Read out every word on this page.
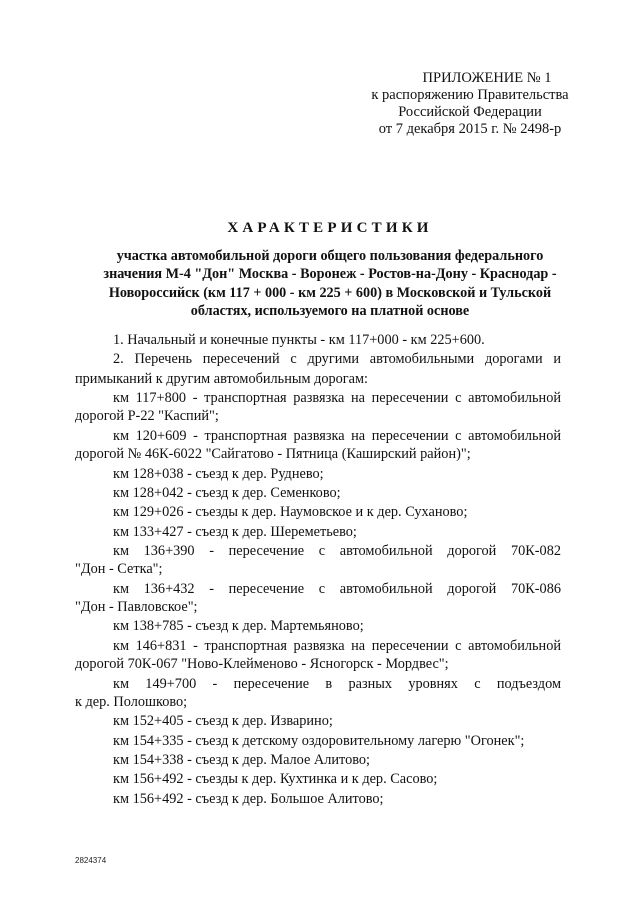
ПРИЛОЖЕНИЕ № 1
к распоряжению Правительства
Российской Федерации
от 7 декабря 2015 г. № 2498-р
ХАРАКТЕРИСТИКИ
участка автомобильной дороги общего пользования федерального
значения М-4 "Дон" Москва - Воронеж - Ростов-на-Дону - Краснодар -
Новороссийск (км 117 + 000 - км 225 + 600) в Московской и Тульской
областях, используемого на платной основе
1. Начальный и конечные пункты - км 117+000 - км 225+600.
2. Перечень пересечений с другими автомобильными дорогами и
примыканий к другим автомобильным дорогам:
км 117+800 - транспортная развязка на пересечении с автомобильной
дорогой Р-22 "Каспий";
км 120+609 - транспортная развязка на пересечении с автомобильной
дорогой № 46К-6022 "Сайгатово - Пятница (Каширский район)";
км 128+038 - съезд к дер. Руднево;
км 128+042 - съезд к дер. Семенково;
км 129+026 - съезды к дер. Наумовское и к дер. Суханово;
км 133+427 - съезд к дер. Шереметьево;
км 136+390 - пересечение с автомобильной дорогой 70К-082
"Дон - Сетка";
км 136+432 - пересечение с автомобильной дорогой 70К-086
"Дон - Павловское";
км 138+785 - съезд к дер. Мартемьяново;
км 146+831 - транспортная развязка на пересечении с автомобильной
дорогой 70К-067 "Ново-Клейменово - Ясногорск - Мордвес";
км 149+700 - пересечение в разных уровнях с подъездом
к дер. Полошково;
км 152+405 - съезд к дер. Изварино;
км 154+335 - съезд к детскому оздоровительному лагерю "Огонек";
км 154+338 - съезд к дер. Малое Алитово;
км 156+492 - съезды к дер. Кухтинка и к дер. Сасово;
км 156+492 - съезд к дер. Большое Алитово;
2824374
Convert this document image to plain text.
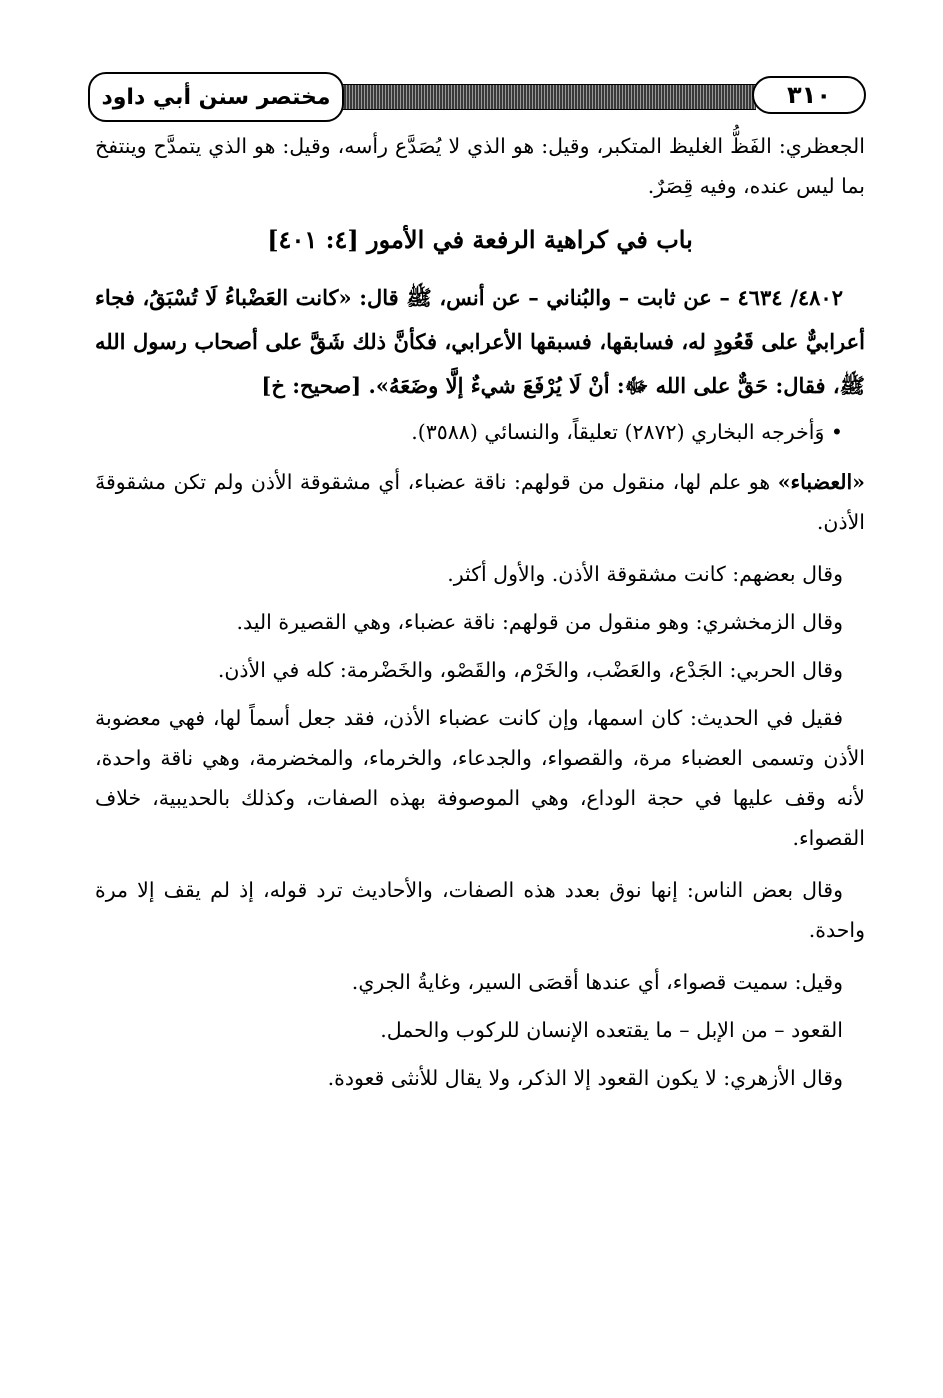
مختصر سنن أبي داود	٣١٠

الجعظري: الفَظُّ الغليظ المتكبر، وقيل: هو الذي لا يُصَدَّع رأسه، وقيل: هو الذي يتمدَّح وينتفخ بما ليس عنده، وفيه قِصَرٌ.

باب في كراهية الرفعة في الأمور [٤: ٤٠١]

٤٨٠٢/ ٤٦٣٤ – عن ثابت – والبُناني – عن أنس، ﷺ قال: «كانت العَضْباءُ لَا تُسْبَقُ، فجاء أعرابيٌّ على قَعُودٍ له، فسابقها، فسبقها الأعرابي، فكأنَّ ذلك شَقَّ على أصحاب رسول الله ﷺ، فقال: حَقٌّ على الله ﷻ: أنْ لَا يُرْفَعَ شيءٌ إلَّا وضَعَهُ». [صحيح: خ]

• وَأخرجه البخاري (٢٨٧٢) تعليقاً، والنسائي (٣٥٨٨).

«العضباء» هو علم لها، منقول من قولهم: ناقة عضباء، أي مشقوقة الأذن ولم تكن مشقوقةَ الأذن.

وقال بعضهم: كانت مشقوقة الأذن. والأول أكثر.

وقال الزمخشري: وهو منقول من قولهم: ناقة عضباء، وهي القصيرة اليد.

وقال الحربي: الجَدْع، والعَضْب، والخَرْم، والقَصْو، والخَضْرمة: كله في الأذن.

فقيل في الحديث: كان اسمها، وإن كانت عضباء الأذن، فقد جعل أسماً لها، فهي معضوبة الأذن وتسمى العضباء مرة، والقصواء، والجدعاء، والخرماء، والمخضرمة، وهي ناقة واحدة، لأنه وقف عليها في حجة الوداع، وهي الموصوفة بهذه الصفات، وكذلك بالحديبية، خلاف القصواء.

وقال بعض الناس: إنها نوق بعدد هذه الصفات، والأحاديث ترد قوله، إذ لم يقف إلا مرة واحدة.

وقيل: سميت قصواء، أي عندها أقصَى السير، وغايةُ الجري.

القعود – من الإبل – ما يقتعده الإنسان للركوب والحمل.

وقال الأزهري: لا يكون القعود إلا الذكر، ولا يقال للأنثى قعودة.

######

» SET EXERCISE: Write out the full set of lines verbatim, without the pictures.

» ANSWER:
Read out every word on this page.
ПРИЛОЖЕНИЕ № 1
к распоряжению Правительства
Российской Федерации
от 7 декабря 2015 г. № 2498-р
ХАРАКТЕРИСТИКИ
участка автомобильной дороги общего пользования федерального
значения М-4 "Дон" Москва - Воронеж - Ростов-на-Дону - Краснодар -
Новороссийск (км 117 + 000 - км 225 + 600) в Московской и Тульской
областях, используемого на платной основе
1. Начальный и конечные пункты - км 117+000 - км 225+600.
2. Перечень пересечений с другими автомобильными дорогами и
примыканий к другим автомобильным дорогам:
км 117+800 - транспортная развязка на пересечении с автомобильной
дорогой Р-22 "Каспий";
км 120+609 - транспортная развязка на пересечении с автомобильной
дорогой № 46К-6022 "Сайгатово - Пятница (Каширский район)";
км 128+038 - съезд к дер. Руднево;
км 128+042 - съезд к дер. Семенково;
км 129+026 - съезды к дер. Наумовское и к дер. Суханово;
км 133+427 - съезд к дер. Шереметьево;
км 136+390 - пересечение с автомобильной дорогой 70К-082
"Дон - Сетка";
км 136+432 - пересечение с автомобильной дорогой 70К-086
"Дон - Павловское";
км 138+785 - съезд к дер. Мартемьяново;
км 146+831 - транспортная развязка на пересечении с автомобильной
дорогой 70К-067 "Ново-Клейменово - Ясногорск - Мордвес";
км 149+700 - пересечение в разных уровнях с подъездом
к дер. Полошково;
км 152+405 - съезд к дер. Изварино;
км 154+335 - съезд к детскому оздоровительному лагерю "Огонек";
км 154+338 - съезд к дер. Малое Алитово;
км 156+492 - съезды к дер. Кухтинка и к дер. Сасово;
км 156+492 - съезд к дер. Большое Алитово;
2824374
Convert this document image to plain text.
مختصر سنن أبي داود	٣١٠

الجعظري: الفَظُّ الغليظ المتكبر، وقيل: هو الذي لا يُصَدَّع رأسه، وقيل: هو الذي يتمدَّح وينتفخ بما ليس عنده، وفيه قِصَرٌ.

باب في كراهية الرفعة في الأمور [٤: ٤٠١]

٤٨٠٢/ ٤٦٣٤ – عن ثابت – والبُناني – عن أنس، ﷺ قال: «كانت العَضْباءُ لَا تُسْبَقُ، فجاء أعرابيٌّ على قَعُودٍ له، فسابقها، فسبقها الأعرابي، فكأنَّ ذلك شَقَّ على أصحاب رسول الله ﷺ، فقال: حَقٌّ على الله ﷻ: أنْ لَا يُرْفَعَ شيءٌ إلَّا وضَعَهُ». [صحيح: خ]

• وَأخرجه البخاري (٢٨٧٢) تعليقاً، والنسائي (٣٥٨٨).

«العضباء» هو علم لها، منقول من قولهم: ناقة عضباء، أي مشقوقة الأذن ولم تكن مشقوقةَ الأذن.

وقال بعضهم: كانت مشقوقة الأذن. والأول أكثر.

وقال الزمخشري: وهو منقول من قولهم: ناقة عضباء، وهي القصيرة اليد.

وقال الحربي: الجَدْع، والعَضْب، والخَرْم، والقَصْو، والخَضْرمة: كله في الأذن.

فقيل في الحديث: كان اسمها، وإن كانت عضباء الأذن، فقد جعل أسماً لها، فهي معضوبة الأذن وتسمى العضباء مرة، والقصواء، والجدعاء، والخرماء، والمخضرمة، وهي ناقة واحدة، لأنه وقف عليها في حجة الوداع، وهي الموصوفة بهذه الصفات، وكذلك بالحديبية، خلاف القصواء.

وقال بعض الناس: إنها نوق بعدد هذه الصفات، والأحاديث ترد قوله، إذ لم يقف إلا مرة واحدة.

وقيل: سميت قصواء، أي عندها أقصَى السير، وغايةُ الجري.

القعود – من الإبل – ما يقتعده الإنسان للركوب والحمل.

وقال الأزهري: لا يكون القعود إلا الذكر، ولا يقال للأنثى قعودة.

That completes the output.